Stated problem. Search the records for "text" and copy each line that holds it.

Listing.
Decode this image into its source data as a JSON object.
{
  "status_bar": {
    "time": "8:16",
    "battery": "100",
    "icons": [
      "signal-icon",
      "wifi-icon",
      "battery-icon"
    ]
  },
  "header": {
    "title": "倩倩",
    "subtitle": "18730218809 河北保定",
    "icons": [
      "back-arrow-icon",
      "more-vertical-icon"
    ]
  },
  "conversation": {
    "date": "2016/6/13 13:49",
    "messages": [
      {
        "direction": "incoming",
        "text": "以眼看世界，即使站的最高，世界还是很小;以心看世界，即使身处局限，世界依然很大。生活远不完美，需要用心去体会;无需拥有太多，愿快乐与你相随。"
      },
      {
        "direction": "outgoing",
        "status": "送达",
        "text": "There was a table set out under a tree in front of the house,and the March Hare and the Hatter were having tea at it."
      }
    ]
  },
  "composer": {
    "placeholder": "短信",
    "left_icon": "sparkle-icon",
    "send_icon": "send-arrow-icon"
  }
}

Output for this exercise.
        "text": "以眼看世界，即使站的最高，世界还是很小;以心看世界，即使身处局限，世界依然很大。生活远不完美，需要用心去体会;无需拥有太多，愿快乐与你相随。"
        "text": "There was a table set out under a tree in front of the house,and the March Hare and the Hatter were having tea at it."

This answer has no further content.